SUPPLIED RECORDS =>

··········

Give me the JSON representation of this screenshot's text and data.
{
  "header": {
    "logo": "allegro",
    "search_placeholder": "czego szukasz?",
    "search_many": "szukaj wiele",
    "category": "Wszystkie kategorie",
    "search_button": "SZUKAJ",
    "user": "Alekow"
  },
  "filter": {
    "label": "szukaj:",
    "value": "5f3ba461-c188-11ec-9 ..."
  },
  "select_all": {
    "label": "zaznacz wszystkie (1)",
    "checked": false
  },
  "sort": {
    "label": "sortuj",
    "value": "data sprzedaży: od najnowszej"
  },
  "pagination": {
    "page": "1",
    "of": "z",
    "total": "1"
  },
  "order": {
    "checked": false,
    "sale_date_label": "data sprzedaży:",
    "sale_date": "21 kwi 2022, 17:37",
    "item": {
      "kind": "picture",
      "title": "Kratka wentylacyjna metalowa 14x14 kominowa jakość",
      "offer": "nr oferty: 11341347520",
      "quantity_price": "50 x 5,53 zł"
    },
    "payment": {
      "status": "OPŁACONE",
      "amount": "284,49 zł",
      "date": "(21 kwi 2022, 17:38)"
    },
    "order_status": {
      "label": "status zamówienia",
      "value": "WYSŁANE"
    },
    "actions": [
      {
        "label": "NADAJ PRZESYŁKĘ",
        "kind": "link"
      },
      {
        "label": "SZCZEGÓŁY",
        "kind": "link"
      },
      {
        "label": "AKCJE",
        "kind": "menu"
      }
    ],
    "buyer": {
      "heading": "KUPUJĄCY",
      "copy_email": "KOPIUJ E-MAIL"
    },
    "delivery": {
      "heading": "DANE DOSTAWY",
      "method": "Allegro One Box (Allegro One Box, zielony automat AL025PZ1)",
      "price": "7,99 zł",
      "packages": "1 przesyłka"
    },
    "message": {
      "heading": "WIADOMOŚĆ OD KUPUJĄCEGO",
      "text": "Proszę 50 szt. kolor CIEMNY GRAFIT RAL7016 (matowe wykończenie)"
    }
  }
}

··········

WHAT IS ASKED =>
Print the listing above in its entirety, with every line exact.

SOLUTION FOR THIS EXERCISE =>
Give me the JSON representation of this screenshot's text and data.
{
  "header": {
    "logo": "allegro",
    "search_placeholder": "czego szukasz?",
    "search_many": "szukaj wiele",
    "category": "Wszystkie kategorie",
    "search_button": "SZUKAJ",
    "user": "Alekow"
  },
  "filter": {
    "label": "szukaj:",
    "value": "5f3ba461-c188-11ec-9 ..."
  },
  "select_all": {
    "label": "zaznacz wszystkie (1)",
    "checked": false
  },
  "sort": {
    "label": "sortuj",
    "value": "data sprzedaży: od najnowszej"
  },
  "pagination": {
    "page": "1",
    "of": "z",
    "total": "1"
  },
  "order": {
    "checked": false,
    "sale_date_label": "data sprzedaży:",
    "sale_date": "21 kwi 2022, 17:37",
    "item": {
      "kind": "picture",
      "title": "Kratka wentylacyjna metalowa 14x14 kominowa jakość",
      "offer": "nr oferty: 11341347520",
      "quantity_price": "50 x 5,53 zł"
    },
    "payment": {
      "status": "OPŁACONE",
      "amount": "284,49 zł",
      "date": "(21 kwi 2022, 17:38)"
    },
    "order_status": {
      "label": "status zamówienia",
      "value": "WYSŁANE"
    },
    "actions": [
      {
        "label": "NADAJ PRZESYŁKĘ",
        "kind": "link"
      },
      {
        "label": "SZCZEGÓŁY",
        "kind": "link"
      },
      {
        "label": "AKCJE",
        "kind": "menu"
      }
    ],
    "buyer": {
      "heading": "KUPUJĄCY",
      "copy_email": "KOPIUJ E-MAIL"
    },
    "delivery": {
      "heading": "DANE DOSTAWY",
      "method": "Allegro One Box (Allegro One Box, zielony automat AL025PZ1)",
      "price": "7,99 zł",
      "packages": "1 przesyłka"
    },
    "message": {
      "heading": "WIADOMOŚĆ OD KUPUJĄCEGO",
      "text": "Proszę 50 szt. kolor CIEMNY GRAFIT RAL7016 (matowe wykończenie)"
    }
  }
}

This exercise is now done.